What this task involves: Word for word, set down the records and skip each picture.
═══ Given entries
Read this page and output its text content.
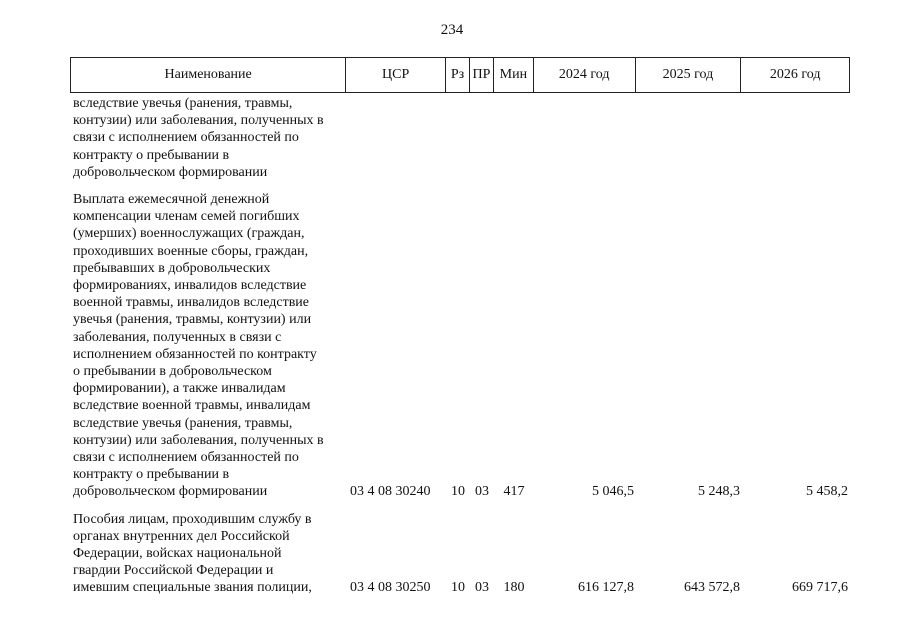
234
Наименование	ЦСР	Рз ПР Мин	2024 год	2025 год	2026 год
вследствие увечья (ранения, травмы,
контузии) или заболевания, полученных в
связи с исполнением обязанностей по
контракту о пребывании в
добровольческом формировании
Выплата ежемесячной денежной
компенсации членам семей погибших
(умерших) военнослужащих (граждан,
проходивших военные сборы, граждан,
пребывавших в добровольческих
формированиях, инвалидов вследствие
военной травмы, инвалидов вследствие
увечья (ранения, травмы, контузии) или
заболевания, полученных в связи с
исполнением обязанностей по контракту
о пребывании в добровольческом
формировании), а также инвалидам
вследствие военной травмы, инвалидам
вследствие увечья (ранения, травмы,
контузии) или заболевания, полученных в
связи с исполнением обязанностей по
контракту о пребывании в
добровольческом формировании	03 4 08 30240	10 03	417	5 046,5	5 248,3	5 458,2
Пособия лицам, проходившим службу в
органах внутренних дел Российской
Федерации, войсках национальной
гвардии Российской Федерации и
имевшим специальные звания полиции,	03 4 08 30250	10 03	180	616 127,8	643 572,8	669 717,6
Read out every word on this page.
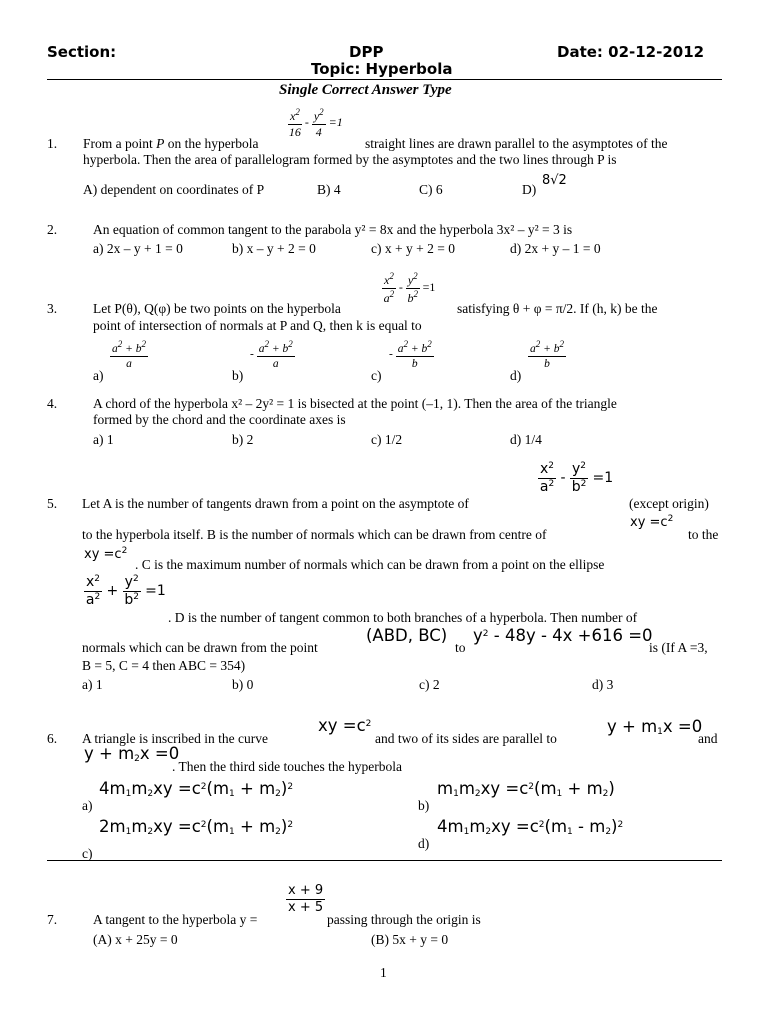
Section:	DPP	Date: 02-12-2012
Topic: Hyperbola
Single Correct Answer Type
1. From a point P on the hyperbola
$\frac{x^2}{16} - \frac{y^2}{4} =1$
straight lines are drawn parallel to the asymptotes of the
hyperbola. Then the area of parallelogram formed by the asymptotes and the two lines through P is
A) dependent on coordinates of P	B) 4	C) 6	D)
8√2
2.	An equation of common tangent to the parabola y² = 8x and the hyperbola 3x² – y² = 3 is
a) 2x – y + 1 = 0	b) x – y + 2 = 0	c) x + y + 2 = 0	d) 2x + y – 1 = 0
3.	Let P(θ), Q(φ) be two points on the hyperbola
$\frac{x^2}{a^2} - \frac{y^2}{b^2} =1$
satisfying θ + φ = π/2. If (h, k) be the
point of intersection of normals at P and Q, then k is equal to
$\frac{a^2 + b^2}{a}$
a)
- $\frac{a^2 + b^2}{a}$
b)
- $\frac{a^2 + b^2}{b}$
c)
$\frac{a^2 + b^2}{b}$
d)
4.	A chord of the hyperbola x² – 2y² = 1 is bisected at the point (–1, 1). Then the area of the triangle
formed by the chord and the coordinate axes is
a) 1	b) 2	c) 1/2	d) 1/4
$\frac{x^2}{a^2} - \frac{y^2}{b^2} =1$
5. Let A is the number of tangents drawn from a point on the asymptote of	(except origin)
xy $=c^2$
to the hyperbola itself. B is the number of normals which can be drawn from centre of	to the
xy $=c^2$
. C is the maximum number of normals which can be drawn from a point on the ellipse
$\frac{x^2}{a^2} + \frac{y^2}{b^2} =1$
. D is the number of tangent common to both branches of a hyperbola. Then number of
normals which can be drawn from the point
(ABD, BC)
to
$y^2 - 48y - 4x +616 =0$
is (If A =3,
B = 5, C = 4 then ABC = 354)
a) 1	b) 0	c) 2	d) 3
6. A triangle is inscribed in the curve
xy $=c^2$
and two of its sides are parallel to
$y + m_1x =0$
and
$y + m_2x =0$
. Then the third side touches the hyperbola
$4m_1m_2xy =c^2(m_1 + m_2)^2$
a)
$m_1m_2xy =c^2(m_1 + m_2)$
b)
$2m_1m_2xy =c^2(m_1 + m_2)^2$
c)
$4m_1m_2xy =c^2(m_1 - m_2)^2$
d)
7.	A tangent to the hyperbola y =
$\frac{x + 9}{x + 5}$
passing through the origin is
(A) x + 25y = 0	(B) 5x + y = 0
1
══════
Answer below:
Read this page and output its text content.
234
Наименование	ЦСР	Рз ПР Мин	2024 год	2025 год	2026 год
вследствие увечья (ранения, травмы,
контузии) или заболевания, полученных в
связи с исполнением обязанностей по
контракту о пребывании в
добровольческом формировании
Выплата ежемесячной денежной
компенсации членам семей погибших
(умерших) военнослужащих (граждан,
проходивших военные сборы, граждан,
пребывавших в добровольческих
формированиях, инвалидов вследствие
военной травмы, инвалидов вследствие
увечья (ранения, травмы, контузии) или
заболевания, полученных в связи с
исполнением обязанностей по контракту
о пребывании в добровольческом
формировании), а также инвалидам
вследствие военной травмы, инвалидам
вследствие увечья (ранения, травмы,
контузии) или заболевания, полученных в
связи с исполнением обязанностей по
контракту о пребывании в
добровольческом формировании	03 4 08 30240	10 03	417	5 046,5	5 248,3	5 458,2
Пособия лицам, проходившим службу в
органах внутренних дел Российской
Федерации, войсках национальной
гвардии Российской Федерации и
имевшим специальные звания полиции,	03 4 08 30250	10 03	180	616 127,8	643 572,8	669 717,6
Read out every word on this page.
Section:	DPP	Date: 02-12-2012
Topic: Hyperbola
Single Correct Answer Type
1. From a point P on the hyperbola
$\frac{x^2}{16} - \frac{y^2}{4} =1$
straight lines are drawn parallel to the asymptotes of the
hyperbola. Then the area of parallelogram formed by the asymptotes and the two lines through P is
A) dependent on coordinates of P	B) 4	C) 6	D)
8√2
2.	An equation of common tangent to the parabola y² = 8x and the hyperbola 3x² – y² = 3 is
a) 2x – y + 1 = 0	b) x – y + 2 = 0	c) x + y + 2 = 0	d) 2x + y – 1 = 0
3.	Let P(θ), Q(φ) be two points on the hyperbola
$\frac{x^2}{a^2} - \frac{y^2}{b^2} =1$
satisfying θ + φ = π/2. If (h, k) be the
point of intersection of normals at P and Q, then k is equal to
$\frac{a^2 + b^2}{a}$
a)
- $\frac{a^2 + b^2}{a}$
b)
- $\frac{a^2 + b^2}{b}$
c)
$\frac{a^2 + b^2}{b}$
d)
4.	A chord of the hyperbola x² – 2y² = 1 is bisected at the point (–1, 1). Then the area of the triangle
formed by the chord and the coordinate axes is
a) 1	b) 2	c) 1/2	d) 1/4
$\frac{x^2}{a^2} - \frac{y^2}{b^2} =1$
5. Let A is the number of tangents drawn from a point on the asymptote of	(except origin)
xy $=c^2$
to the hyperbola itself. B is the number of normals which can be drawn from centre of	to the
xy $=c^2$
. C is the maximum number of normals which can be drawn from a point on the ellipse
$\frac{x^2}{a^2} + \frac{y^2}{b^2} =1$
. D is the number of tangent common to both branches of a hyperbola. Then number of
normals which can be drawn from the point
(ABD, BC)
to
$y^2 - 48y - 4x +616 =0$
is (If A =3,
B = 5, C = 4 then ABC = 354)
a) 1	b) 0	c) 2	d) 3
6. A triangle is inscribed in the curve
xy $=c^2$
and two of its sides are parallel to
$y + m_1x =0$
and
$y + m_2x =0$
. Then the third side touches the hyperbola
$4m_1m_2xy =c^2(m_1 + m_2)^2$
a)
$m_1m_2xy =c^2(m_1 + m_2)$
b)
$2m_1m_2xy =c^2(m_1 + m_2)^2$
c)
$4m_1m_2xy =c^2(m_1 - m_2)^2$
d)
7.	A tangent to the hyperbola y =
$\frac{x + 9}{x + 5}$
passing through the origin is
(A) x + 25y = 0	(B) 5x + y = 0
1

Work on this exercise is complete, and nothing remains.